Excerpt from a dataset:

= = =

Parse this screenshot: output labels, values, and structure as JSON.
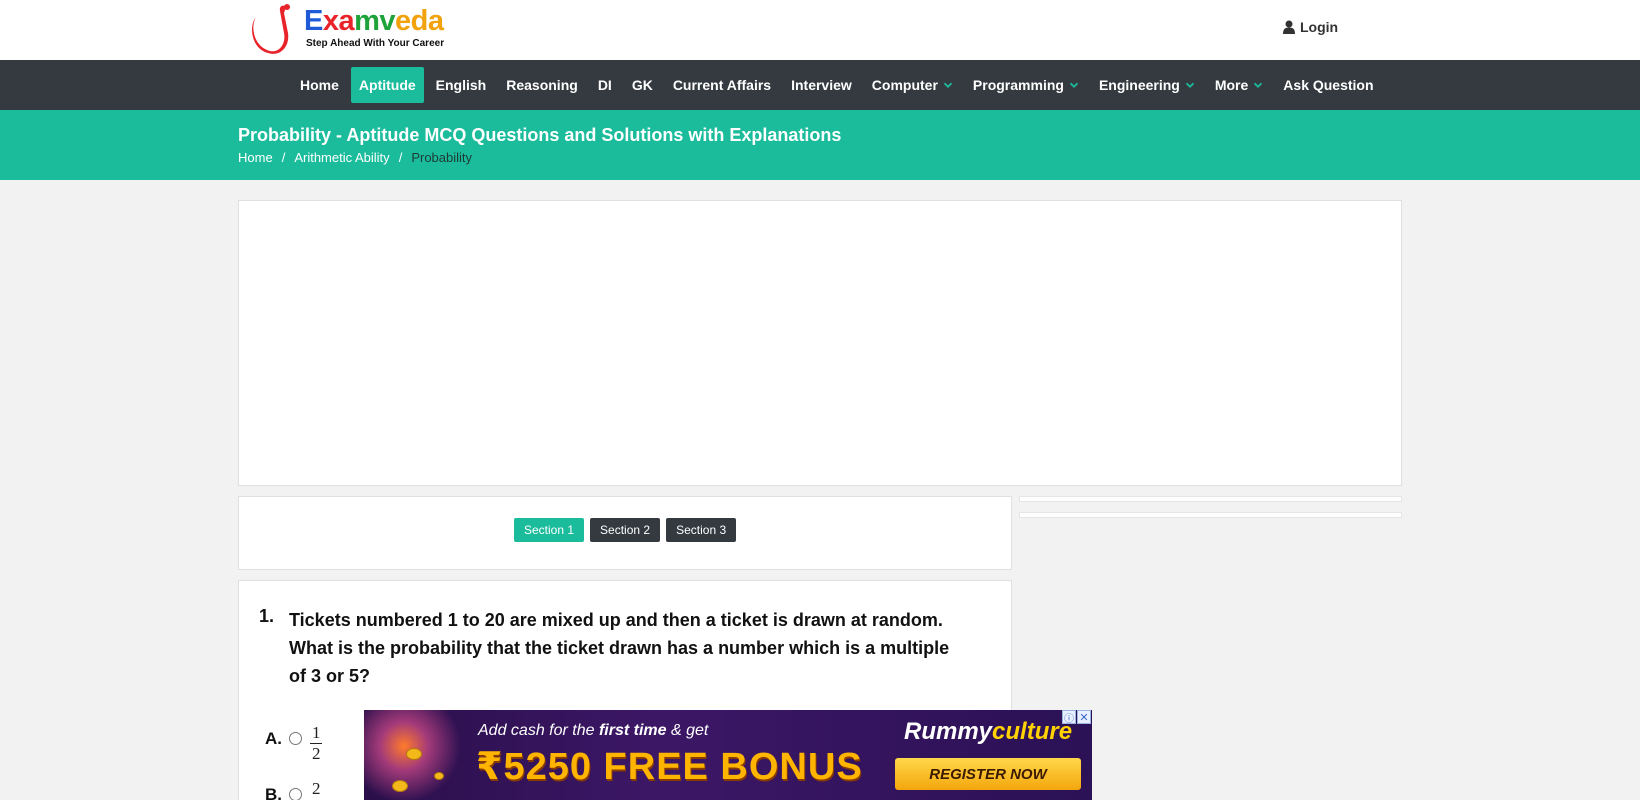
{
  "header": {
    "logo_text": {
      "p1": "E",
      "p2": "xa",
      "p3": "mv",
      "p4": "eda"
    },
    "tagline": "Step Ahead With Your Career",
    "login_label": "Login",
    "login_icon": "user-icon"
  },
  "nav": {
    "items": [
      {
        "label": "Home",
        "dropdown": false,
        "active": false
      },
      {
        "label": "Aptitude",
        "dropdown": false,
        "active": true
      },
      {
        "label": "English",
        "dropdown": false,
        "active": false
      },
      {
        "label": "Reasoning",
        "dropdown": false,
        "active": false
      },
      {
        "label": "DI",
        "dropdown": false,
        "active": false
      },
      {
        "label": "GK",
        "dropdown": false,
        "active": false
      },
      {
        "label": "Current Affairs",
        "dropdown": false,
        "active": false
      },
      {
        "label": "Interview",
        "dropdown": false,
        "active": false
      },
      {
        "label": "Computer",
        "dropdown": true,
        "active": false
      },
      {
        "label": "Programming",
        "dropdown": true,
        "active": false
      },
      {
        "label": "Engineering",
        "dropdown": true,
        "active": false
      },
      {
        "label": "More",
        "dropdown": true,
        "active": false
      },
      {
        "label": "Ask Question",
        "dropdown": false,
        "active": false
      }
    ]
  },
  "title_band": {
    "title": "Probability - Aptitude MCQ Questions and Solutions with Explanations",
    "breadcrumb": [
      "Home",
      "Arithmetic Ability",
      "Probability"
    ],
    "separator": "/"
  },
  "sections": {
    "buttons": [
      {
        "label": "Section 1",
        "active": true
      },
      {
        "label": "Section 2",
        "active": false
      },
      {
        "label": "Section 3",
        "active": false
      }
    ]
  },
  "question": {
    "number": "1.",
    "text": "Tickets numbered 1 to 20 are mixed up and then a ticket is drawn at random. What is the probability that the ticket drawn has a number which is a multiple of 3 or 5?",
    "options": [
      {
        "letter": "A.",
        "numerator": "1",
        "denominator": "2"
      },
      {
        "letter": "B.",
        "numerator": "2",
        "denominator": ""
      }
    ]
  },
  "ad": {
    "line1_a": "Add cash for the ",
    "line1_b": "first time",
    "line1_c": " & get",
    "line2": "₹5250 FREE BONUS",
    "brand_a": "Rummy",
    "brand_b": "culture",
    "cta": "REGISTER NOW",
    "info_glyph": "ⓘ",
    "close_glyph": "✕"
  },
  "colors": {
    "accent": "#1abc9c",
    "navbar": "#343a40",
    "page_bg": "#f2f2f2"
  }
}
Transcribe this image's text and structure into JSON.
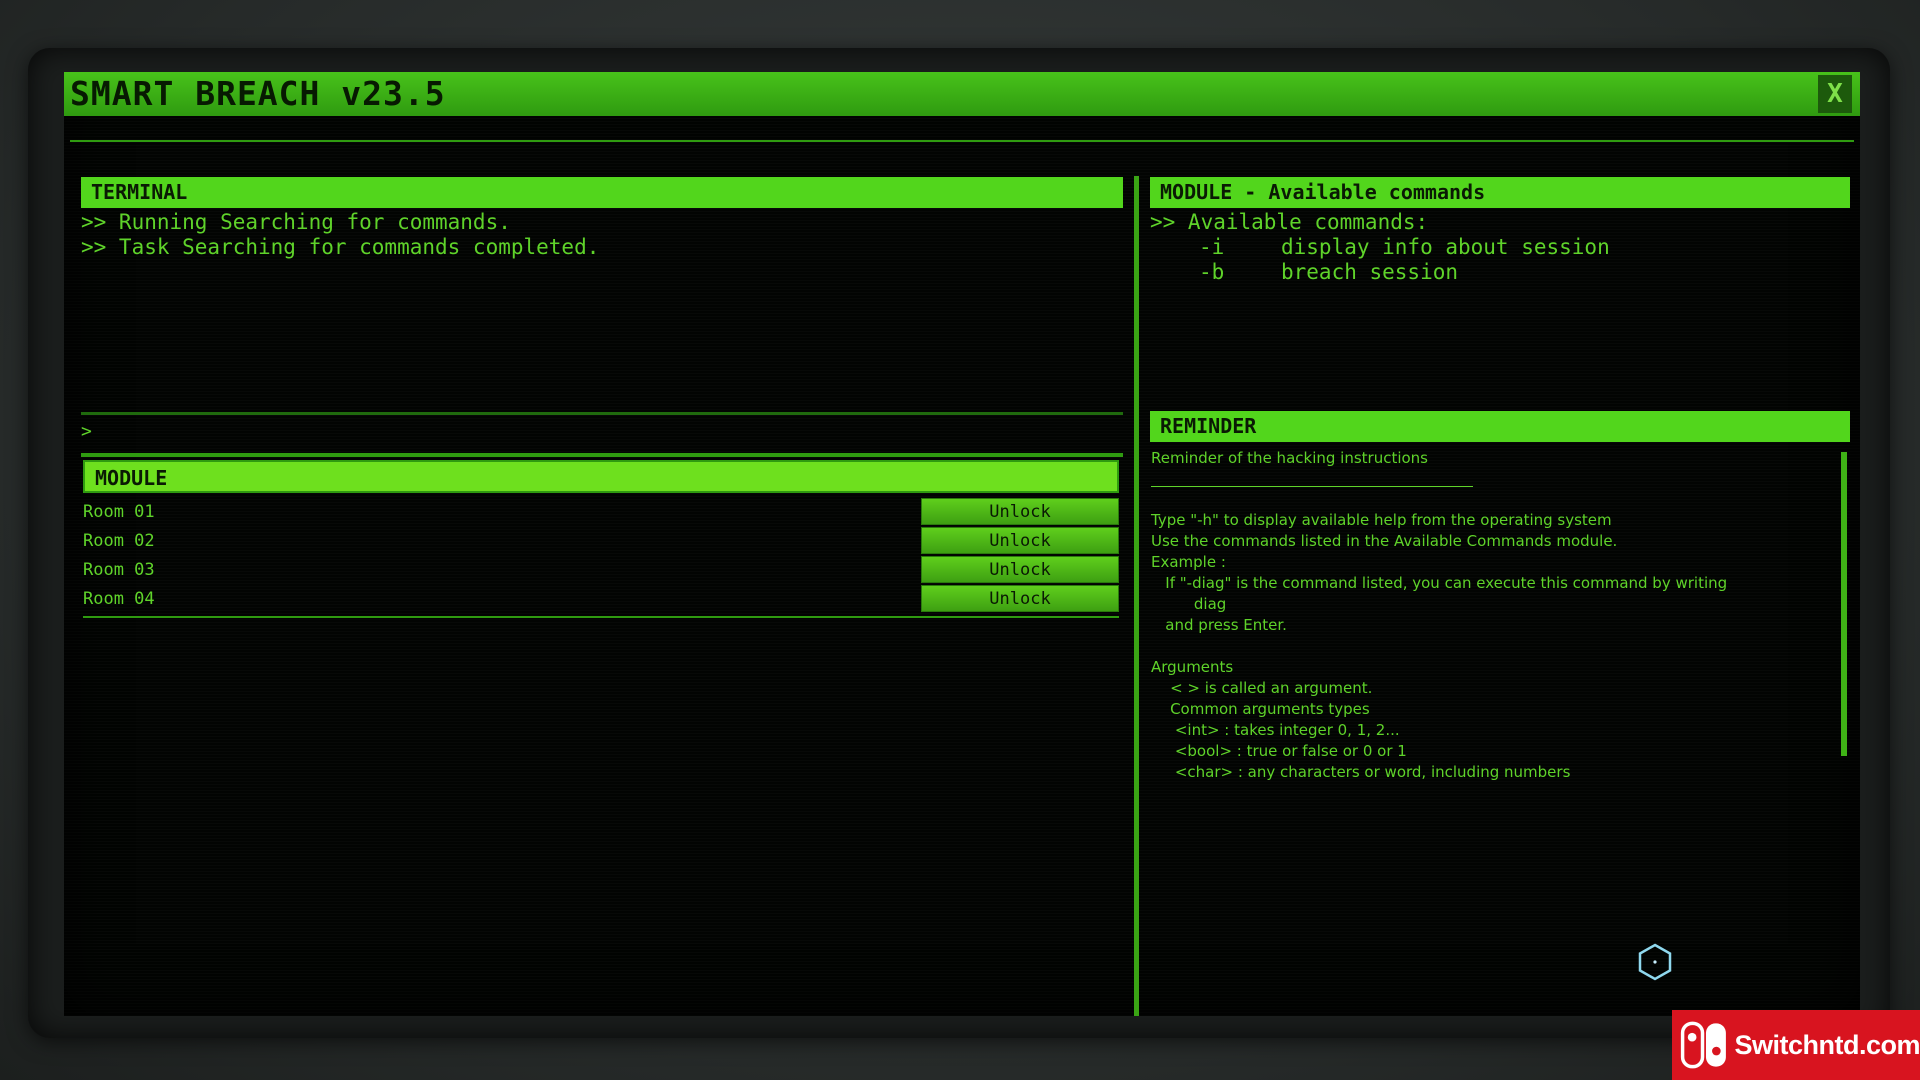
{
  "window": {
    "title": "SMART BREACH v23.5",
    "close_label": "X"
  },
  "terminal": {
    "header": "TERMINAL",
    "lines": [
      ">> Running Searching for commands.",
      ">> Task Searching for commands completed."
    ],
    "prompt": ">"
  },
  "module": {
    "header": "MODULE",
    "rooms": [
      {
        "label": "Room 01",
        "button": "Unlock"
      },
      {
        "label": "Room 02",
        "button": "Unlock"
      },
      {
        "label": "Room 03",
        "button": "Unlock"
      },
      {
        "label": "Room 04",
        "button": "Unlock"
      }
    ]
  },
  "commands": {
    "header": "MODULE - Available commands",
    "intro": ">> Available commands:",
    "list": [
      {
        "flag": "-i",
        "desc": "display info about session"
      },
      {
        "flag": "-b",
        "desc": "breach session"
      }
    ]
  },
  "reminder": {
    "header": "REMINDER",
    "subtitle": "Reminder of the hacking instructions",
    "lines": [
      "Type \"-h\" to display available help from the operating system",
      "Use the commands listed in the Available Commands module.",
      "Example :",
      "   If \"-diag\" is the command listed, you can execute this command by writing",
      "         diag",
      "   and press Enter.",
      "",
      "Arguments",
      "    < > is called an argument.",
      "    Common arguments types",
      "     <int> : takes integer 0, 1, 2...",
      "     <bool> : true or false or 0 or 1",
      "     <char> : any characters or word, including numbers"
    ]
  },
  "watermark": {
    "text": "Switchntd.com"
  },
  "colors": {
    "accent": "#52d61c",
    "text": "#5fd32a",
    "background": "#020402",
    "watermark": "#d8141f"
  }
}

= = =

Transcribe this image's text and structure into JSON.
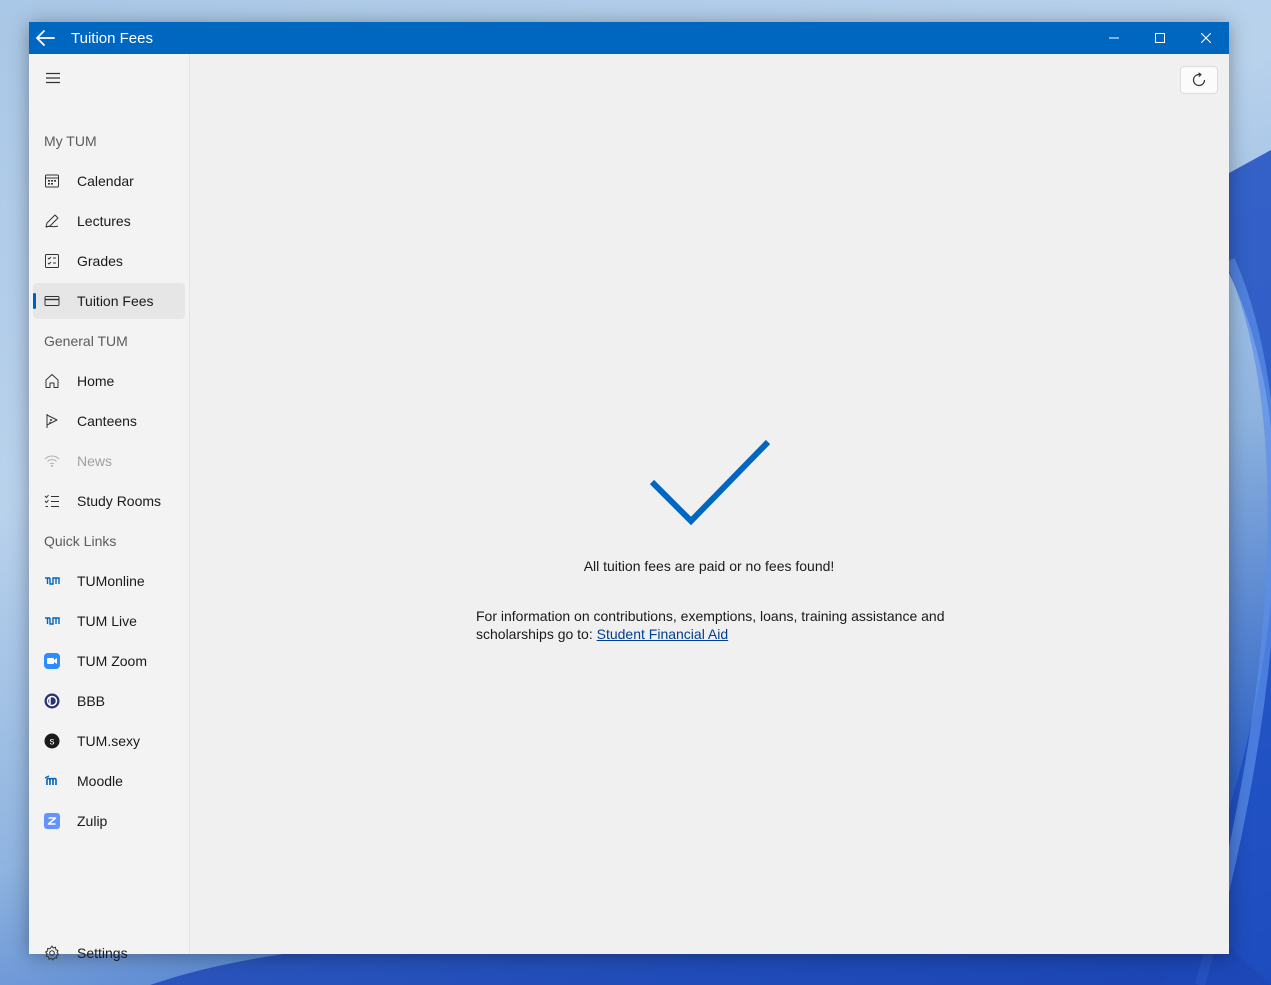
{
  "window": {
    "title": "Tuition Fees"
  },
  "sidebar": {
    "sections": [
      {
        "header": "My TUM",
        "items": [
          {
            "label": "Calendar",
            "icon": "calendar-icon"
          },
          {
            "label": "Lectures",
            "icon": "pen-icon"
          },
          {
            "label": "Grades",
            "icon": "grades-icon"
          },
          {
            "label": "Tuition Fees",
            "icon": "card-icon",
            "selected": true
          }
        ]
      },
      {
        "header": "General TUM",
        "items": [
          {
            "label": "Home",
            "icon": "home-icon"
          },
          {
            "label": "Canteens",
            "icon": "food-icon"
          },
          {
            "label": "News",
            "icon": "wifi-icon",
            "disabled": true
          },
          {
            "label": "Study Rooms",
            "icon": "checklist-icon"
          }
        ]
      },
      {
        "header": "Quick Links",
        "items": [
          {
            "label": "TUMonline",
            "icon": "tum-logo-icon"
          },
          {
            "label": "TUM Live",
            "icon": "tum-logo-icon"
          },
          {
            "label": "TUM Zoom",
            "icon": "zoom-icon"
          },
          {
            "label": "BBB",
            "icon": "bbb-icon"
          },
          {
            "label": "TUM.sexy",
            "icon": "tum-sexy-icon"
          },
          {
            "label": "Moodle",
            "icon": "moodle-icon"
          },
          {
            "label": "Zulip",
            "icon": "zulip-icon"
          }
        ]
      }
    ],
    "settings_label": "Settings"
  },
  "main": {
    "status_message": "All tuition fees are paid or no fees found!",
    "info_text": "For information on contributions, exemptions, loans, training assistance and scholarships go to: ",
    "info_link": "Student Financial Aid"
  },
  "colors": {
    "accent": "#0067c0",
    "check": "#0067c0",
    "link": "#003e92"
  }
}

= = =

**WHAT YOU ARE ASKED TO DO:** Looking at the records above, say how many lines hold the string "commands". Write nothing but the number.

**REPLY:** 6